Job
Copy every line of the data that includes the string "this".
___ Task inputs ___
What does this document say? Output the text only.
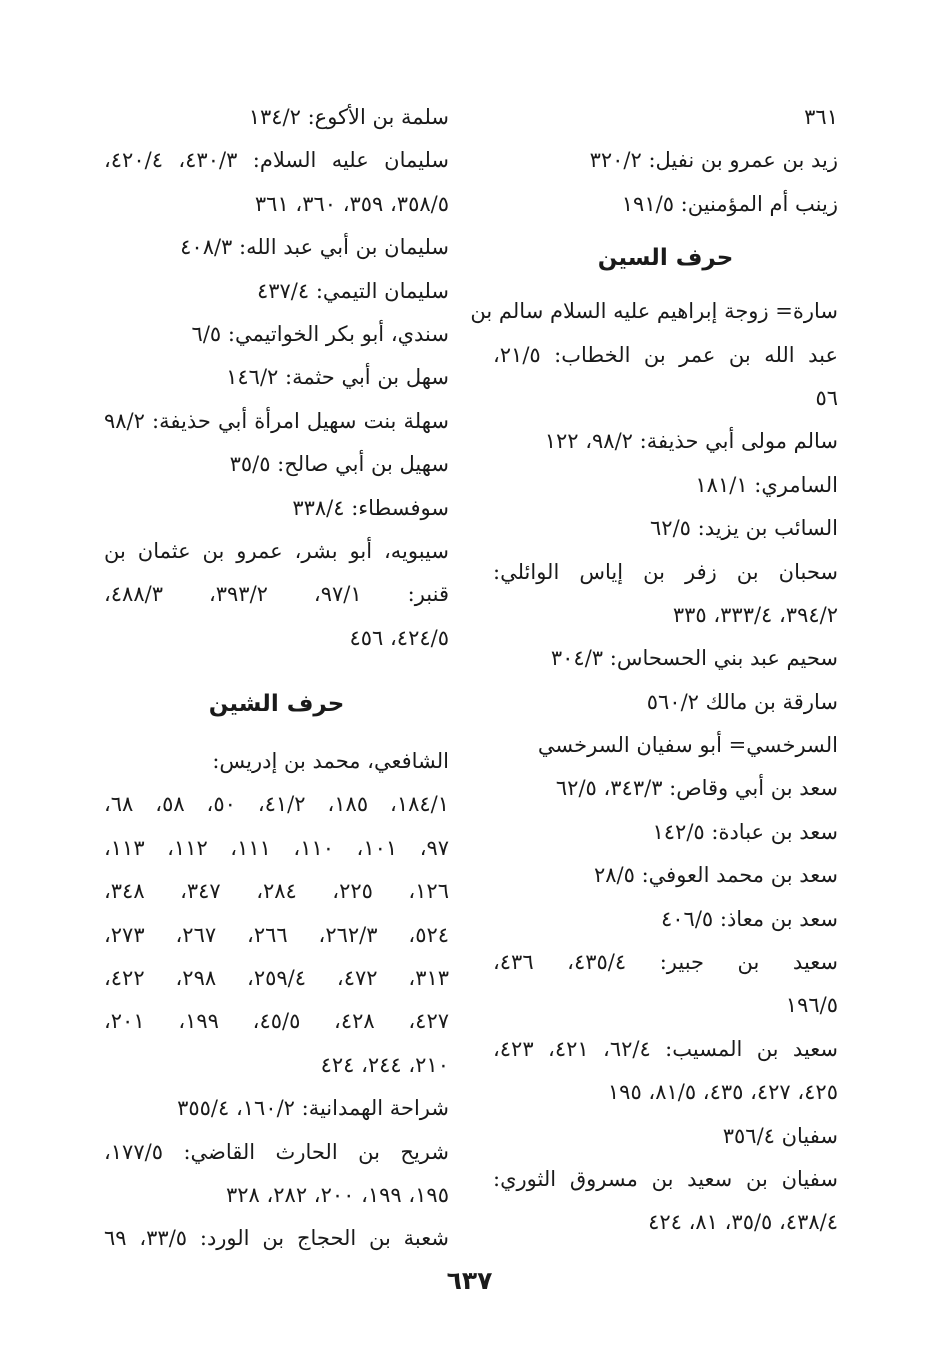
٣٦١
زيد بن عمرو بن نفيل: ٣٢٠/٢
زينب أم المؤمنين: ١٩١/٥
حرف السين
سارة= زوجة إبراهيم عليه السلام سالم بن
عبد الله بن عمر بن الخطاب: ٢١/٥،
٥٦
سالم مولى أبي حذيفة: ٩٨/٢، ١٢٢
السامري: ١٨١/١
السائب بن يزيد: ٦٢/٥
سحبان بن زفر بن إياس الوائلي:
٣٩٤/٢، ٣٣٣/٤، ٣٣٥
سحيم عبد بني الحسحاس: ٣٠٤/٣
سارقة بن مالك ٥٦٠/٢
السرخسي= أبو سفيان السرخسي
سعد بن أبي وقاص: ٣٤٣/٣، ٦٢/٥
سعد بن عبادة: ١٤٢/٥
سعد بن محمد العوفي: ٢٨/٥
سعد بن معاذ: ٤٠٦/٥
سعيد بن جبير: ٤٣٥/٤، ٤٣٦،
١٩٦/٥
سعيد بن المسيب: ٦٢/٤، ٤٢١، ٤٢٣،
٤٢٥، ٤٢٧، ٤٣٥، ٨١/٥، ١٩٥
سفيان ٣٥٦/٤
سفيان بن سعيد بن مسروق الثوري:
٤٣٨/٤، ٣٥/٥، ٨١، ٤٢٤
سلمة بن الأكوع: ١٣٤/٢
سليمان عليه السلام: ٤٣٠/٣، ٤٢٠/٤،
٣٥٨/٥، ٣٥٩، ٣٦٠، ٣٦١
سليمان بن أبي عبد الله: ٤٠٨/٣
سليمان التيمي: ٤٣٧/٤
سندي، أبو بكر الخواتيمي: ٦/٥
سهل بن أبي حثمة: ١٤٦/٢
سهلة بنت سهيل امرأة أبي حذيفة: ٩٨/٢
سهيل بن أبي صالح: ٣٥/٥
سوفسطاء: ٣٣٨/٤
سيبويه، أبو بشر، عمرو بن عثمان بن
قنبر: ٩٧/١، ٣٩٣/٢، ٤٨٨/٣،
٤٢٤/٥، ٤٥٦
حرف الشين
الشافعي، محمد بن إدريس:
١٨٤/١، ١٨٥، ٤١/٢، ٥٠، ٥٨، ٦٨،
٩٧، ١٠١، ١١٠، ١١١، ١١٢، ١١٣،
١٢٦، ٢٢٥، ٢٨٤، ٣٤٧، ٣٤٨،
٥٢٤، ٢٦٢/٣، ٢٦٦، ٢٦٧، ٢٧٣،
٣١٣، ٤٧٢، ٢٥٩/٤، ٢٩٨، ٤٢٢،
٤٢٧، ٤٢٨، ٤٥/٥، ١٩٩، ٢٠١،
٢١٠، ٢٤٤، ٤٢٤
شراحة الهمدانية: ١٦٠/٢، ٣٥٥/٤
شريح بن الحارث القاضي: ١٧٧/٥،
١٩٥، ١٩٩، ٢٠٠، ٢٨٢، ٣٢٨
شعبة بن الحجاج بن الورد: ٣٣/٥، ٦٩
٦٣٧
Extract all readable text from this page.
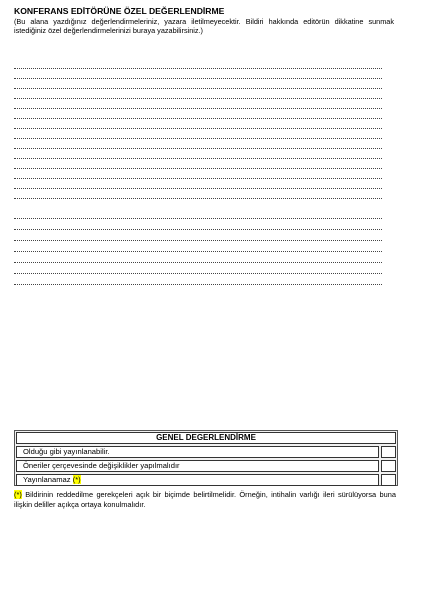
KONFERANS EDİTÖRÜNE ÖZEL DEĞERLENDİRME
(Bu alana yazdığınız değerlendirmeleriniz, yazara iletilmeyecektir. Bildiri hakkında editörün dikkatine sunmak istediğiniz özel değerlendirmelerinizi buraya yazabilirsiniz.)
GENEL DEGERLENDİRME
Olduğu gibi yayınlanabilir.
Öneriler çerçevesinde değişiklikler yapılmalıdır
Yayınlanamaz (*)
(*) Bildirinin reddedilme gerekçeleri açık bir biçimde belirtilmelidir. Örneğin, intihalin varlığı ileri sürülüyorsa buna ilişkin deliller açıkça ortaya konulmalıdır.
___
Complete response
What does this document say? Output the text only.
Extract all readable text from this page.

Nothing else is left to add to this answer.